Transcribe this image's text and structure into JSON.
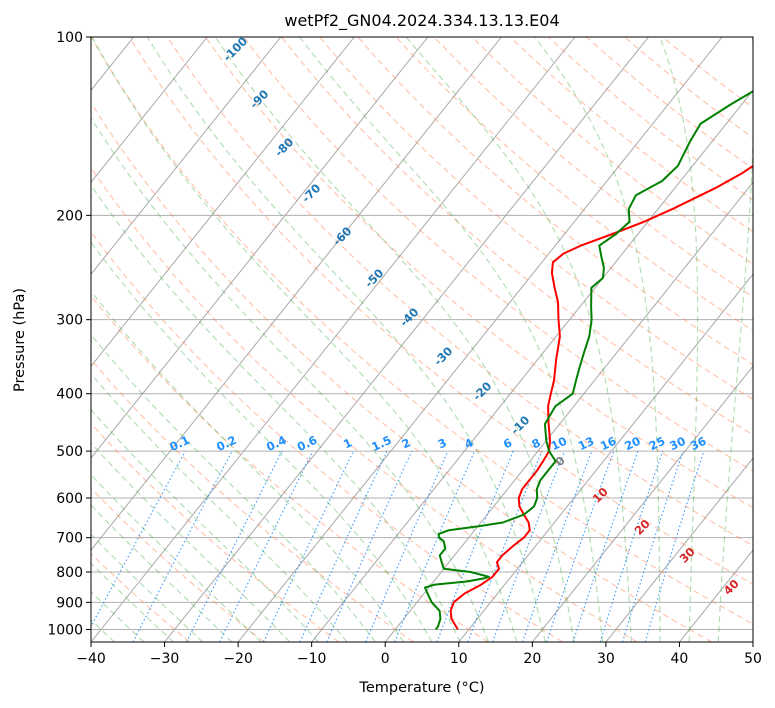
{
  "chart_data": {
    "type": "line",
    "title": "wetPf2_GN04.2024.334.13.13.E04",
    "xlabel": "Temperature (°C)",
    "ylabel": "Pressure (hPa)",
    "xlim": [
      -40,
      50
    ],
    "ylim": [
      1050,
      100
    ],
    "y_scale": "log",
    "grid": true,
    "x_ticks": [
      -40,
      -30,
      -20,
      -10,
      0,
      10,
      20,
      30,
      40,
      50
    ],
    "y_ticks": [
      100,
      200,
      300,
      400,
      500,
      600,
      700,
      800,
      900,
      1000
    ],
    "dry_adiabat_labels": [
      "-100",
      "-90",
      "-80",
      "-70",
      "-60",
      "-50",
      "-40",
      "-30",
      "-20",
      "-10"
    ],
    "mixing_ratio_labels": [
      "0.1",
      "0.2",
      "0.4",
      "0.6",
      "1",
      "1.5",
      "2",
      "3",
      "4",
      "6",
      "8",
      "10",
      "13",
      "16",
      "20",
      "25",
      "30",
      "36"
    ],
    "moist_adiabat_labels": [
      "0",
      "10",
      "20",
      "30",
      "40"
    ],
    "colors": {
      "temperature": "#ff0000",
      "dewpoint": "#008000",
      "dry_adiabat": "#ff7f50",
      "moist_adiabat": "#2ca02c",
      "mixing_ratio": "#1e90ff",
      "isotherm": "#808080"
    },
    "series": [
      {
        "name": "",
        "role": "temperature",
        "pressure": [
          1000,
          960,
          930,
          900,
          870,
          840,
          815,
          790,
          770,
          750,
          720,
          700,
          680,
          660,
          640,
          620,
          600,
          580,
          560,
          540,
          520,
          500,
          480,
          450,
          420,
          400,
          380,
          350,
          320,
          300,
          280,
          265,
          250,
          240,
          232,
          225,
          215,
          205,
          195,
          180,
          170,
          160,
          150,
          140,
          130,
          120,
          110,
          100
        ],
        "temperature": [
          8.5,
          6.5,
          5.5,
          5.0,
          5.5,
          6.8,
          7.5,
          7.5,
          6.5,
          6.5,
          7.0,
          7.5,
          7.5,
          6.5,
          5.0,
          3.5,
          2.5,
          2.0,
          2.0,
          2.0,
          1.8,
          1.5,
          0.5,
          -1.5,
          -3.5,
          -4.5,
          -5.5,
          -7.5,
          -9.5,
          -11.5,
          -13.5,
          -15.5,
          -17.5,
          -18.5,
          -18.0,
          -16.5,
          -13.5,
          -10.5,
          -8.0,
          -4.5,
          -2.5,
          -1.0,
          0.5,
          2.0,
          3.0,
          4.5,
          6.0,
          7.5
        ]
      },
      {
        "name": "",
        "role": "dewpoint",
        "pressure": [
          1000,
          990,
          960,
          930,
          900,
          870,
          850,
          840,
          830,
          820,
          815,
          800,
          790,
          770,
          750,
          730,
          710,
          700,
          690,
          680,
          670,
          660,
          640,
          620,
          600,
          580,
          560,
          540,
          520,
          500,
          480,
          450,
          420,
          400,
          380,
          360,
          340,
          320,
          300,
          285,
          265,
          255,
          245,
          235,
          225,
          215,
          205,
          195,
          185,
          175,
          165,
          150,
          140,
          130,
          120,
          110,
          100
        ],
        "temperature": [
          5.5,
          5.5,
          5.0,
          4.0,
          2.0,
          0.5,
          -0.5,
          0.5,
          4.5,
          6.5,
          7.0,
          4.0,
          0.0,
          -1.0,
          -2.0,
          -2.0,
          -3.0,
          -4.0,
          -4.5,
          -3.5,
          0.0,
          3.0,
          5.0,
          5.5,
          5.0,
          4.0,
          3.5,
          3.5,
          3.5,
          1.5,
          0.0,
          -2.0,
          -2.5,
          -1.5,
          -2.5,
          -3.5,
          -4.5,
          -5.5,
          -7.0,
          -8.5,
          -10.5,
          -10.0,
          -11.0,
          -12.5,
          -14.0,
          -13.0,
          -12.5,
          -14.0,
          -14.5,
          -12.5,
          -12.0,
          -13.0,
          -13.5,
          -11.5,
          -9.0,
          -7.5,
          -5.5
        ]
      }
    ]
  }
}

--

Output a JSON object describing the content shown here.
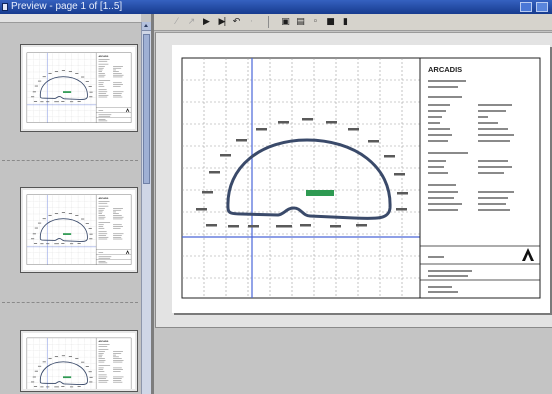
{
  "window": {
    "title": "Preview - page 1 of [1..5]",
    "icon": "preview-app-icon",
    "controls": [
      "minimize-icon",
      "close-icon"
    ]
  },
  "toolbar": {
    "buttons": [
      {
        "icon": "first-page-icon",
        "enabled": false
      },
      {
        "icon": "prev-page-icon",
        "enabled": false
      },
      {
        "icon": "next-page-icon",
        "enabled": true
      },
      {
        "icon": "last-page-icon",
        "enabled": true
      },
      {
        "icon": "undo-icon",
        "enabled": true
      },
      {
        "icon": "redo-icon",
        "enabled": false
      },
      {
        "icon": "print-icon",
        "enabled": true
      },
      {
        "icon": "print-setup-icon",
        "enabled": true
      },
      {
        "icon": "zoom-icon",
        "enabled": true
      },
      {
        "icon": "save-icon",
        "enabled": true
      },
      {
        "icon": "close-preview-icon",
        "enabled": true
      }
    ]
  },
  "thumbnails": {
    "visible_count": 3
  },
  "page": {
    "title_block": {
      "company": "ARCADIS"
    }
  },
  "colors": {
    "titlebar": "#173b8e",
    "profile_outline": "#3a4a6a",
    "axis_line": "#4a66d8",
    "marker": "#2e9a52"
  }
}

* * *

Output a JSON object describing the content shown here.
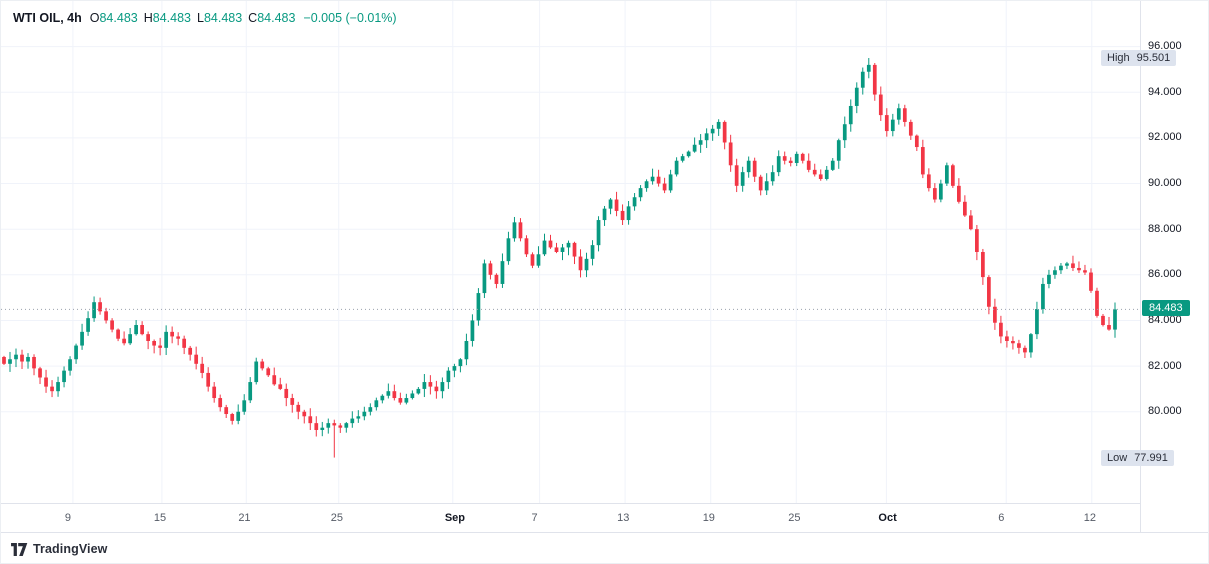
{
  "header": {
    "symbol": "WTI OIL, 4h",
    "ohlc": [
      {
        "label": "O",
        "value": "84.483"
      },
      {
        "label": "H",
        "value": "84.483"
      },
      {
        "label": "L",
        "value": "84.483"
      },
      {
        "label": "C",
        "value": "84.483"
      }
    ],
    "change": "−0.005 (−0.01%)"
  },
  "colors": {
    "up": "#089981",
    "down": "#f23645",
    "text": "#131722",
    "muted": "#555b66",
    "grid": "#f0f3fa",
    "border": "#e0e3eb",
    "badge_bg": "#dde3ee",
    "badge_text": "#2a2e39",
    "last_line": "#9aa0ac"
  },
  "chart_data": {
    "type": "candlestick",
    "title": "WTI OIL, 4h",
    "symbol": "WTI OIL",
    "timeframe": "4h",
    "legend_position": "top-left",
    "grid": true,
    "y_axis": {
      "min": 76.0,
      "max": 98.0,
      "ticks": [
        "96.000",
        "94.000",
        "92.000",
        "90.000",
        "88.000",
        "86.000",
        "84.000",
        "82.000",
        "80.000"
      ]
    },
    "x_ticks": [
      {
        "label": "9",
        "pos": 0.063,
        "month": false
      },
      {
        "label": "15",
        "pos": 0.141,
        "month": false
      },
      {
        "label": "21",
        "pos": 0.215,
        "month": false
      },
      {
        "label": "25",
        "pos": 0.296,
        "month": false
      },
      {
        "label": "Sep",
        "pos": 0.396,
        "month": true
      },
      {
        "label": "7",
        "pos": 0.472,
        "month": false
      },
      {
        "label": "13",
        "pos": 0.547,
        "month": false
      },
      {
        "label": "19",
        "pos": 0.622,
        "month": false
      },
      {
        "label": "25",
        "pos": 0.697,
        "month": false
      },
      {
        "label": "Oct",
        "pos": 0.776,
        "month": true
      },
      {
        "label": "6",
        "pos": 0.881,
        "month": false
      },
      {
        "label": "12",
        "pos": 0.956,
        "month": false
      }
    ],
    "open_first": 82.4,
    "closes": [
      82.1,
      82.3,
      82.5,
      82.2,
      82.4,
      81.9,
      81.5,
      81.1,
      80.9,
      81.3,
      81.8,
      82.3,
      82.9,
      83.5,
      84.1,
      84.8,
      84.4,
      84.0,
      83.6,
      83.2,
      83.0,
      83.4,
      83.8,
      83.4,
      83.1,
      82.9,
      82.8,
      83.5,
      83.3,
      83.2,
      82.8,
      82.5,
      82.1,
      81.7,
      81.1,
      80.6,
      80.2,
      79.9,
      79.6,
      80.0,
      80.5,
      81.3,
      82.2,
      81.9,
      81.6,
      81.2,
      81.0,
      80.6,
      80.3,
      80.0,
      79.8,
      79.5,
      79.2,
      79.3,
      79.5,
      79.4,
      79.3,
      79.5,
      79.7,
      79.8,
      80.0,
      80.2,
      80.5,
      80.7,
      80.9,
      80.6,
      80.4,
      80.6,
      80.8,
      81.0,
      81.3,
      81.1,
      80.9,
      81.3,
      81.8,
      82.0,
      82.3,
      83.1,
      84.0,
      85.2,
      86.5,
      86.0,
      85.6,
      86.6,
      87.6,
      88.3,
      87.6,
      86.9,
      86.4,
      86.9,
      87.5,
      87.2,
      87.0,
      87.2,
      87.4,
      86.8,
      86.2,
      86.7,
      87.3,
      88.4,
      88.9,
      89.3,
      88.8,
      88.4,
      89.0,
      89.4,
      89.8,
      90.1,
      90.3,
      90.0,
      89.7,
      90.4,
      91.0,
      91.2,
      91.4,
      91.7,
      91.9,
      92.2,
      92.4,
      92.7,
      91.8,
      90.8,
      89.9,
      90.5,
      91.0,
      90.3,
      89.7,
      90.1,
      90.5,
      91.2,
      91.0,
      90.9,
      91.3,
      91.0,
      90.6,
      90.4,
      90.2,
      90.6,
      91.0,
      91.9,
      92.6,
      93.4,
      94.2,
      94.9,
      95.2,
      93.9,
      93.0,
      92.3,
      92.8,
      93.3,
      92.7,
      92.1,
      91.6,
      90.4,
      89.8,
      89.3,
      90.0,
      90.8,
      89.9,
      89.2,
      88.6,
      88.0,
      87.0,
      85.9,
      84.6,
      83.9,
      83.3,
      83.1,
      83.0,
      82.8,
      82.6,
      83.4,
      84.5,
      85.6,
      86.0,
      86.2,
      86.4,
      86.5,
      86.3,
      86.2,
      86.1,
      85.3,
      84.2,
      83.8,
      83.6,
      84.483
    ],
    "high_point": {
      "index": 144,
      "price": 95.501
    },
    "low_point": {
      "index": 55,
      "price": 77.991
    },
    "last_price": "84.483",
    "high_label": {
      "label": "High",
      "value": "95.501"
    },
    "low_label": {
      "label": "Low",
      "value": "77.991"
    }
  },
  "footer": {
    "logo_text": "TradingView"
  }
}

* [Description of the task] Wherever "print" shows up in a line, copy that line.

* [Expected output]
        "icon": "print-icon",
        "icon": "print-setup-icon",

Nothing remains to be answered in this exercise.